Look through the data below. Pick out the lines holding the string "heading".
═══ Excerpted data
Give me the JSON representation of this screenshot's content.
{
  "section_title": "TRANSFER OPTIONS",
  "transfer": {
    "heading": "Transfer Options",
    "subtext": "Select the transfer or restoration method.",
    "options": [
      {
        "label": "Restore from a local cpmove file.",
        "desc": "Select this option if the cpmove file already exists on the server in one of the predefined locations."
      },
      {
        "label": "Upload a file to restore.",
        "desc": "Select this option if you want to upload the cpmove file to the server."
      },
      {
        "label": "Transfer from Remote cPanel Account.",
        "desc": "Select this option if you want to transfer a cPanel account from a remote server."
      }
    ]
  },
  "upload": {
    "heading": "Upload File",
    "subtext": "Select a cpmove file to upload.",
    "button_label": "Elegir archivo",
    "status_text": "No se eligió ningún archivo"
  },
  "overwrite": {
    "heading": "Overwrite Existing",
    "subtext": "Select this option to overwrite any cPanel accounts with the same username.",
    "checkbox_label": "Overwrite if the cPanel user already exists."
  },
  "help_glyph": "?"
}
══════
Solution »
    "heading": "Transfer Options",
    "heading": "Upload File",
    "heading": "Overwrite Existing",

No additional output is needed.